• _WHAT IS REQUIRED_: Using the tool list, decide whether each statement agrees with it: (a) deleting an epic also deletes its stories; (b) a sprint can hold no more than three goals; (c) when a routine feeds a key result, the routine's values override manual check-ins. Answer yes or no for each, quoting the deciding words.

unschedule_story | Return a scheduled story to the backlog |
assign_goal | Re-file a story under a sprint goal (or clear it) without changing status — housekeeping for stories already in a sprint, including completed ones |
delete_story | Permanently delete a story and its checklist (planning rights) |
check_task | Complete a checklist item |
add_task | Add a checklist item to a story |
update_task | Rename a checklist item |
delete_task | Remove a checklist item from a story |
add_acceptance_criterion | Add an acceptance criterion (a definition-of-done check) to a story |
check_acceptance_criterion | Mark an acceptance criterion done (or undone) |
update_acceptance_criterion | Rephrase an acceptance criterion |
delete_acceptance_criterion | Remove an acceptance criterion from a story |
list_epics | Epics (large bodies of work) in your projects |
create_epic | Create an epic to group related stories under |
delete_epic | Delete an epic; its stories and goals are unlinked, not deleted (planning rights) |
sprint_summary | This week across your projects: goals, hours, capacity |
sprint_stories | This week's sprint backlog: stories grouped by goal (with an Ungrouped bucket for goal-less stories), with status and hours |
create_sprint_goal | Add a goal (a sub-bucket) to a sprint, optionally aligned to an objective (max 3 per sprint; planning rights) |
activate_sprint | Start a planned sprint (planning → active) so it becomes the current sprint and burns down — needs at least one goal (planning rights) |
set_sprint_capacity | Plan a sprint's committed hours for the week (clears any skip); planning rights |
skip_sprint / unskip_sprint | Mark a project's week as skipped, or un-skip it (planning rights) |
set_member_capacity | Set a teammate's available hours for a week; owners set anyone's, others their own |
get_sprint_review | Read a sprint's review/retro (the six fields + completion score) |
write_sprint_review | Write/update a sprint's review; optionally complete the sprint (active → reviewing → completed); planning rights |
list_objectives | The current quarter's OKRs with key-result progress |
create_objective | Create a quarterly objective and its key results under a project or portfolio |
update_objective | Edit an objective's title or description |
delete_objective | Delete an objective with its key results and check-ins (manage-business rights) |
add_key_result | Add a key result to an objective |
update_key_result | Edit a key result's title, unit, start, or target |
delete_key_result | Remove a key result from its objective |
check_in_key_result | Record this week's value, moving the key result's headline number |
check_in_objective | Record this week's confidence (1–10) and a note on an objective |
link_routine_to_key_result | Auto-feed a key result from a routine — completed occurrences move the KR value (weekly or cumulative count); manual check-ins win (planning rights) |
unlink_routine_from_key_result | Stop a routine feeding a key result; past auto-fed check-ins remain as history (planning rights) |
Prefer scripts or curl? Every tool above maps to a JSON endpoint under /api/v1. Send your token as a Bearer header:
# your stories that are in progress
curl -s https://knightleap.com/api/v1/stories?status=in_progress \
-H "Authorization: Bearer kl_your_token_here"

• _Stored data entries_:
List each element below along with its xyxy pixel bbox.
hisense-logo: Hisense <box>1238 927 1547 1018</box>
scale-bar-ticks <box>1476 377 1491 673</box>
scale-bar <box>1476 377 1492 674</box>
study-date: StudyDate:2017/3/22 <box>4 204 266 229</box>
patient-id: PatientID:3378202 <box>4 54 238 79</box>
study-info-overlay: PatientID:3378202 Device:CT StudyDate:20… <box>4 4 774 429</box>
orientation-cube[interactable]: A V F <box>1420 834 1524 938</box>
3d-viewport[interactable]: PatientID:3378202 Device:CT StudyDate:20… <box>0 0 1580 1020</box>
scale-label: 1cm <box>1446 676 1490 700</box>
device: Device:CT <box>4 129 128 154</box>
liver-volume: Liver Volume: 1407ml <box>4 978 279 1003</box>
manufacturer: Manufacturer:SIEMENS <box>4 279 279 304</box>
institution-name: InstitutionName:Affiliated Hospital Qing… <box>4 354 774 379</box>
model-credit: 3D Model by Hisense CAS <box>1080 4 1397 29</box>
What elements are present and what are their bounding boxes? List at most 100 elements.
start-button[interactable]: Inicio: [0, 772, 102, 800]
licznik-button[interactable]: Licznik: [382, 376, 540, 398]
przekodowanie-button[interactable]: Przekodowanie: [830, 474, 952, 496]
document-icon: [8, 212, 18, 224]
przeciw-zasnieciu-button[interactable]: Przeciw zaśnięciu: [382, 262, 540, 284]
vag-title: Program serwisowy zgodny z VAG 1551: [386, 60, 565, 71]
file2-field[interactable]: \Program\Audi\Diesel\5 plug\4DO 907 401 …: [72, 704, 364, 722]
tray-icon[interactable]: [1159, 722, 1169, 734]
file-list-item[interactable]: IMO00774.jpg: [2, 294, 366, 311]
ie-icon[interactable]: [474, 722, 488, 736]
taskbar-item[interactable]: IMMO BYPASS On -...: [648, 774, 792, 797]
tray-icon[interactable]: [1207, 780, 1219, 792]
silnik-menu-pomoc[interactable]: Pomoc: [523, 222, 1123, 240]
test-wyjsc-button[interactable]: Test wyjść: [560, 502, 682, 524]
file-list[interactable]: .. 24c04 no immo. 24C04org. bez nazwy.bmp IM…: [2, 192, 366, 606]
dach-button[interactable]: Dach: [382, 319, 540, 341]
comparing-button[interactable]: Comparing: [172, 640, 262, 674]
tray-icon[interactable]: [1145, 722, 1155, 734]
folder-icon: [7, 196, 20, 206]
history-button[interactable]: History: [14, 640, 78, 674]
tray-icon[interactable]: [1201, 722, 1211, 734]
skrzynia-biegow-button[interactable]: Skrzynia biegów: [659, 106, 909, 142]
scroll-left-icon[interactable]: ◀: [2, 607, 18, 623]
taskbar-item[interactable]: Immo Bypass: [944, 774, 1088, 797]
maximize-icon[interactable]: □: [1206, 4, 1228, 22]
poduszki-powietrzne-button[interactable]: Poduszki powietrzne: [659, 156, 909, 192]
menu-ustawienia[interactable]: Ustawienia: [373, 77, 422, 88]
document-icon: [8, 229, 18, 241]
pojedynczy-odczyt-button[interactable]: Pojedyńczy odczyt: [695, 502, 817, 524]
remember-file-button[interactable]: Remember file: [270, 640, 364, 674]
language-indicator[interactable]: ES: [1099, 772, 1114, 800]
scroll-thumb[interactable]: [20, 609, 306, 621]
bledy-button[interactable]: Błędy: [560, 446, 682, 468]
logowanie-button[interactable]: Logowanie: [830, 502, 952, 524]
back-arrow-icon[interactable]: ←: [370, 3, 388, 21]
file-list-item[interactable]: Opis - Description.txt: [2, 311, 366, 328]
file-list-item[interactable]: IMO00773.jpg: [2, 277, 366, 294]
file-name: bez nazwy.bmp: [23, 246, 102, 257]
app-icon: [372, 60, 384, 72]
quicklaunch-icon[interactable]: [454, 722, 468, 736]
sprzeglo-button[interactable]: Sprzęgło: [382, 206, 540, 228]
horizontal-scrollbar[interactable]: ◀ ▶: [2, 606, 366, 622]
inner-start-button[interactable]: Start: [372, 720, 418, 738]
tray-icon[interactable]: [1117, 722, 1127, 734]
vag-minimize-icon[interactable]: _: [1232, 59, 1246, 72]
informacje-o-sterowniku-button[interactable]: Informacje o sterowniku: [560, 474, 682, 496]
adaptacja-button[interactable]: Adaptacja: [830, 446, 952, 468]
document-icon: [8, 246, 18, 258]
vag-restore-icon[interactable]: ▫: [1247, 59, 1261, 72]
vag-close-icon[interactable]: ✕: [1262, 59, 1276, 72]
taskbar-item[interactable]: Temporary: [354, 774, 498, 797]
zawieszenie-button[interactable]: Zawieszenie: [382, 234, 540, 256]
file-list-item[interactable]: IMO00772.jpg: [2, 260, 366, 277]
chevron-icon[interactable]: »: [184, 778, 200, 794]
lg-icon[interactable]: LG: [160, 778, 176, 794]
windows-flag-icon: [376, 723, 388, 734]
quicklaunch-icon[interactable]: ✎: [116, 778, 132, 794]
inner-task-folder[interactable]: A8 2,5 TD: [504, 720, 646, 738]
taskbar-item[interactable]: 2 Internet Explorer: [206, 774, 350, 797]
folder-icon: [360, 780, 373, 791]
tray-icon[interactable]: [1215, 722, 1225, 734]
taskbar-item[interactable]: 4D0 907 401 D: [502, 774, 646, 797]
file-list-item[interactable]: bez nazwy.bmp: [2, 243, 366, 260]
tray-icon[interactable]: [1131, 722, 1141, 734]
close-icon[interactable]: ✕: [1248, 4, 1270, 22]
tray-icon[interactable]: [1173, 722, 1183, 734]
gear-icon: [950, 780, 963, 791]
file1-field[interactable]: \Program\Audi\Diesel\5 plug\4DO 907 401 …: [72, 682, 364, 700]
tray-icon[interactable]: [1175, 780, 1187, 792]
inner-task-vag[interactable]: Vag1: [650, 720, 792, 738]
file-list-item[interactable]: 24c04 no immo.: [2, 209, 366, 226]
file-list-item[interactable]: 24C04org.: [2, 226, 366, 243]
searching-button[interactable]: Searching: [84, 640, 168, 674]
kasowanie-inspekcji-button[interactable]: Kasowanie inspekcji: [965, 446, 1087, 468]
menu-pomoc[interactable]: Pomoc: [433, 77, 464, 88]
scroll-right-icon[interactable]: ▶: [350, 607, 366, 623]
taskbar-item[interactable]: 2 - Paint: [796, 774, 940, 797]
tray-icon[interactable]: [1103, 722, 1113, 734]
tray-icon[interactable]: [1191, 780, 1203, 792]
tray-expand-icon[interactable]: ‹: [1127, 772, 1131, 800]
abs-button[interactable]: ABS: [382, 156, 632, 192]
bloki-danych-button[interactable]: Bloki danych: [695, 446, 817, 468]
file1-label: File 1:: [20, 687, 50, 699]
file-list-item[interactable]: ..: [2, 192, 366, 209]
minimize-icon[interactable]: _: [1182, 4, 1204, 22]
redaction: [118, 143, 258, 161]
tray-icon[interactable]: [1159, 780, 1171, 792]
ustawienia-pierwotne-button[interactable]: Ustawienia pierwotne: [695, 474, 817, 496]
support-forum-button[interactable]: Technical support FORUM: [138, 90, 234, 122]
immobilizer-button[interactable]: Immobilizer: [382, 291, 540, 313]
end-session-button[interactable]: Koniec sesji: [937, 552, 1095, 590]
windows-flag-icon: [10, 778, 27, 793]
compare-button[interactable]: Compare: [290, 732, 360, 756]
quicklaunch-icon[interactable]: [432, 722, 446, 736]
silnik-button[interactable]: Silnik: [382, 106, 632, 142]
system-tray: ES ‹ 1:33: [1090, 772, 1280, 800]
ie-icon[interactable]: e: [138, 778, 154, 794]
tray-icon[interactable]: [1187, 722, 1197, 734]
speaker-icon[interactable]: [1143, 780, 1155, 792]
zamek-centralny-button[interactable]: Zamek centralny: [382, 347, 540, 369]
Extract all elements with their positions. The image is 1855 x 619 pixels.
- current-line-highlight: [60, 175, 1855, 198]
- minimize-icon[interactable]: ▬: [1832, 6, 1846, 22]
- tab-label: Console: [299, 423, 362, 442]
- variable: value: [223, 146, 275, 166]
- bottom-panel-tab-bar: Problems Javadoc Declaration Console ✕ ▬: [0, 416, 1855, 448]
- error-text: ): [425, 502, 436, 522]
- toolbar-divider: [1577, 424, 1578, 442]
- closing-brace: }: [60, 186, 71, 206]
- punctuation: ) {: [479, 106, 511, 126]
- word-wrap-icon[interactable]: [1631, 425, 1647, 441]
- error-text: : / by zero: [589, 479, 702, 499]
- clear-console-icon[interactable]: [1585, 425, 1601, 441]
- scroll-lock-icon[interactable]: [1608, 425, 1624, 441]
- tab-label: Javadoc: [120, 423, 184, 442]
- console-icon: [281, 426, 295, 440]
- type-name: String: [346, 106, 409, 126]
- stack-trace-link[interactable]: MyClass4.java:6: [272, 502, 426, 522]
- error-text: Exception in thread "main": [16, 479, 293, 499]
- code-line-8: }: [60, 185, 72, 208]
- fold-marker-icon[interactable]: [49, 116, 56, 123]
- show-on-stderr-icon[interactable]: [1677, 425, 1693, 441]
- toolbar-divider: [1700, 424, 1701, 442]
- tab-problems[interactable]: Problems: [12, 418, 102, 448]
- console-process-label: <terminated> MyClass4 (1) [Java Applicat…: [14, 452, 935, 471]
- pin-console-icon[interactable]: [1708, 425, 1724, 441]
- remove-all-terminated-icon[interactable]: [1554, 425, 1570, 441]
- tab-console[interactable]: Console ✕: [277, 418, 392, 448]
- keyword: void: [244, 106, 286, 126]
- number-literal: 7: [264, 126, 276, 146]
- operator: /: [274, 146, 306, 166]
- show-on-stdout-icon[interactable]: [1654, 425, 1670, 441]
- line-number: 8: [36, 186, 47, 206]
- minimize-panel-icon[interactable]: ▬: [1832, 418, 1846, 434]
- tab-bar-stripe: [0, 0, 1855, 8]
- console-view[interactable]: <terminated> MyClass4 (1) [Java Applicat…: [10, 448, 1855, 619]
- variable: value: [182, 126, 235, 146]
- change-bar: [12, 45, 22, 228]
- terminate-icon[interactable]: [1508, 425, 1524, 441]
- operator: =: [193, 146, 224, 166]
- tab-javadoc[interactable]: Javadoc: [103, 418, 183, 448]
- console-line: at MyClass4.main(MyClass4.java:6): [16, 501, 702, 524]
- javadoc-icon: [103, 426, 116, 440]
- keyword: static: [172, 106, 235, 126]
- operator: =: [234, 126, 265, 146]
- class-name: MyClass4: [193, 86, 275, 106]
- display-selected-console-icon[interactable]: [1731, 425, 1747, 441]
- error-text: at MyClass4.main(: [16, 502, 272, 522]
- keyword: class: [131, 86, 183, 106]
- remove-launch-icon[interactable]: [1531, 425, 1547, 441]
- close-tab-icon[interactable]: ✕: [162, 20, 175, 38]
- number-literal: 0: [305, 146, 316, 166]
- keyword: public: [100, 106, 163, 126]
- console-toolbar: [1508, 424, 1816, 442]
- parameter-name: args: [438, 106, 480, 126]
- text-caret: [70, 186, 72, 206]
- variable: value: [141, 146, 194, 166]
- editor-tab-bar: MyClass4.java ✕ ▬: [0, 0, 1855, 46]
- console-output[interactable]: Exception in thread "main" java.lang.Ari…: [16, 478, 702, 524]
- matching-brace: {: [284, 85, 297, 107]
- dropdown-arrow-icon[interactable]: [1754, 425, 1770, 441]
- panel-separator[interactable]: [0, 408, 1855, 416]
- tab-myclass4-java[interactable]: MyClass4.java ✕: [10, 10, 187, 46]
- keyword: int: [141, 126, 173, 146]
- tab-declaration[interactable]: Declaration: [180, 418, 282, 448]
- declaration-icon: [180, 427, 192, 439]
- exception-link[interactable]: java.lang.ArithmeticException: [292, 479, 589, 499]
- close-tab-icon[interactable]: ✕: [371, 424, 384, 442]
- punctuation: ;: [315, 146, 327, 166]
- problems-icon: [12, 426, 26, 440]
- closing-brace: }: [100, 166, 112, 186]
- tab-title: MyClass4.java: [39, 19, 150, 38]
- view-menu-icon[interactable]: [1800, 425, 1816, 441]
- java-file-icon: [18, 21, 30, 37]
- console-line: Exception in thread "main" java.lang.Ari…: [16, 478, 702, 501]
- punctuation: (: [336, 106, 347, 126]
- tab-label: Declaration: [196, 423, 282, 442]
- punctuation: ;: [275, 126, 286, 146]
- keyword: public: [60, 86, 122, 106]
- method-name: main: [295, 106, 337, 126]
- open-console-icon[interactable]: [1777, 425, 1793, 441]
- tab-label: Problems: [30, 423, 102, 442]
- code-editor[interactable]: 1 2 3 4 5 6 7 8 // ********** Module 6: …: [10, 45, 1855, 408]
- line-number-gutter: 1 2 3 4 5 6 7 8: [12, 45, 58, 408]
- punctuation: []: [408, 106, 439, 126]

• _RESPONSE_:
(a) No: "its stories and goals are unlinked, not deleted"
(b) Yes: "max 3 per sprint"
(c) No: "manual check-ins win"